> PROBLEM DESCRIPTION:
Reproduce the entries below word for word, starting at the very first line and ending at the line that contains "I need the location", with both of those lines included. Leave the pictures out of your answer.

Data on elements and regions:
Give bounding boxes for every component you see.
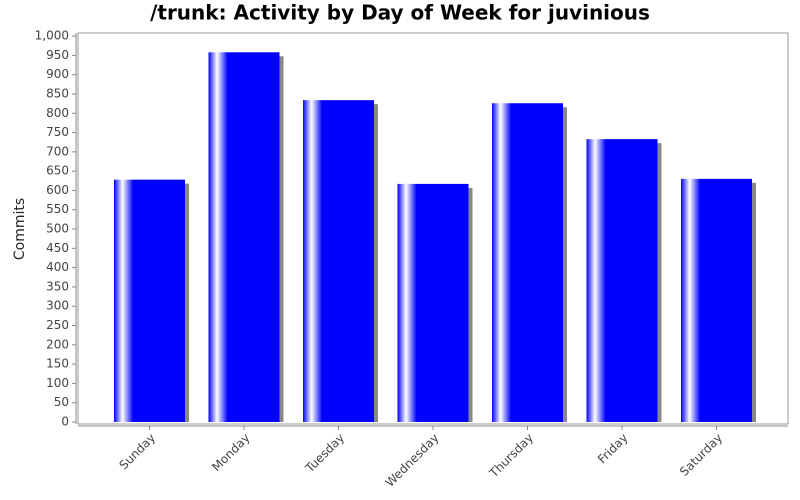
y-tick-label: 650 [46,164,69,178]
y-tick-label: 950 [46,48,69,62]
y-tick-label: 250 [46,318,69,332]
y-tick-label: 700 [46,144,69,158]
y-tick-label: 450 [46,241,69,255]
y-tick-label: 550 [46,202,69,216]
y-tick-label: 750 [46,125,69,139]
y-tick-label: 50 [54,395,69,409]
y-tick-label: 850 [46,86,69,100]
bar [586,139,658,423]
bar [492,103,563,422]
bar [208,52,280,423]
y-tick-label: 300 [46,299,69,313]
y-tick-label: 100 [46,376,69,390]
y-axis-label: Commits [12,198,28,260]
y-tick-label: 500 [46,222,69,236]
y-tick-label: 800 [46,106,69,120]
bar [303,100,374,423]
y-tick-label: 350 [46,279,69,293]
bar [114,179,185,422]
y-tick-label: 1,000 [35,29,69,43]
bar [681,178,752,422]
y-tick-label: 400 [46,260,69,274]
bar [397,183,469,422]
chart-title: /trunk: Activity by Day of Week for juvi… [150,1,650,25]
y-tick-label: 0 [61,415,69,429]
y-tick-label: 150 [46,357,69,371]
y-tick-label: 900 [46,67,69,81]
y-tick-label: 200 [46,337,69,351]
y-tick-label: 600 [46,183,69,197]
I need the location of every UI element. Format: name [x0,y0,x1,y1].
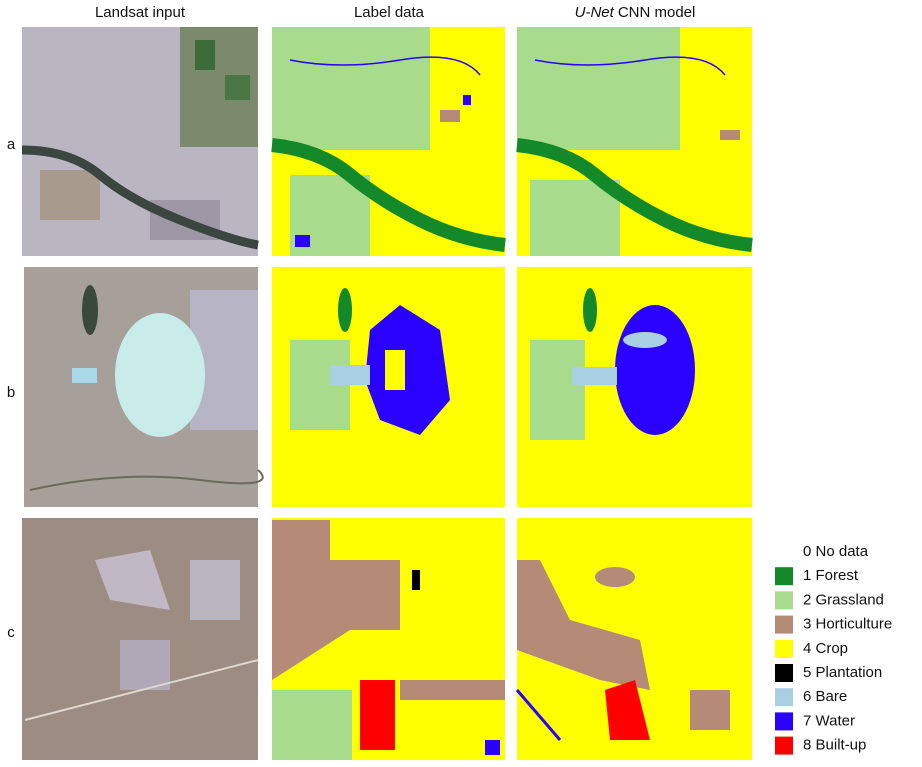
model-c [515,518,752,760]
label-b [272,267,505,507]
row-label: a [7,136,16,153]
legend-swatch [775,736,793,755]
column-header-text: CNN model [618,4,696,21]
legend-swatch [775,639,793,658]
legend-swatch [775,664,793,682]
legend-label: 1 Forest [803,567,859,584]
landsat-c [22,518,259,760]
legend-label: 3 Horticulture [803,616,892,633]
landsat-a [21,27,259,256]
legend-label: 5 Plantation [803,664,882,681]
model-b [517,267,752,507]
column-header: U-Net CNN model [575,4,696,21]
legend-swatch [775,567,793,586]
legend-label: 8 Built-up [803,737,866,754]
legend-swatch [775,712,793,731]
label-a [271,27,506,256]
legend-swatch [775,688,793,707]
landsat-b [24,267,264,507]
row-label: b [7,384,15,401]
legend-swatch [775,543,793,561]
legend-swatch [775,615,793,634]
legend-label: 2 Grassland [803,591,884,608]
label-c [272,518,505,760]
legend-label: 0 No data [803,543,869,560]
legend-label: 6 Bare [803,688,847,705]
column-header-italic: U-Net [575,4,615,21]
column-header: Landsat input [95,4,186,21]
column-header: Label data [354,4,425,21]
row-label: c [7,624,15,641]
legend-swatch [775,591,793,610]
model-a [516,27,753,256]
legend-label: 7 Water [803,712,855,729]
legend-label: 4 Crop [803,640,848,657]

> REPLY TO THE EXERCISE:
Give bounding boxes for every component you see.
y-tick-label: 650 [46,164,69,178]
y-tick-label: 950 [46,48,69,62]
y-tick-label: 250 [46,318,69,332]
y-tick-label: 700 [46,144,69,158]
y-tick-label: 450 [46,241,69,255]
y-tick-label: 550 [46,202,69,216]
y-tick-label: 750 [46,125,69,139]
y-tick-label: 50 [54,395,69,409]
y-tick-label: 850 [46,86,69,100]
bar [586,139,658,423]
bar [492,103,563,422]
bar [208,52,280,423]
y-tick-label: 300 [46,299,69,313]
y-tick-label: 100 [46,376,69,390]
y-axis-label: Commits [12,198,28,260]
y-tick-label: 500 [46,222,69,236]
y-tick-label: 800 [46,106,69,120]
bar [303,100,374,423]
y-tick-label: 350 [46,279,69,293]
bar [114,179,185,422]
y-tick-label: 1,000 [35,29,69,43]
bar [681,178,752,422]
y-tick-label: 400 [46,260,69,274]
bar [397,183,469,422]
chart-title: /trunk: Activity by Day of Week for juvi… [150,1,650,25]
y-tick-label: 0 [61,415,69,429]
y-tick-label: 150 [46,357,69,371]
y-tick-label: 900 [46,67,69,81]
y-tick-label: 200 [46,337,69,351]
y-tick-label: 600 [46,183,69,197]
I need the location of every UI element. Format: name [x0,y0,x1,y1].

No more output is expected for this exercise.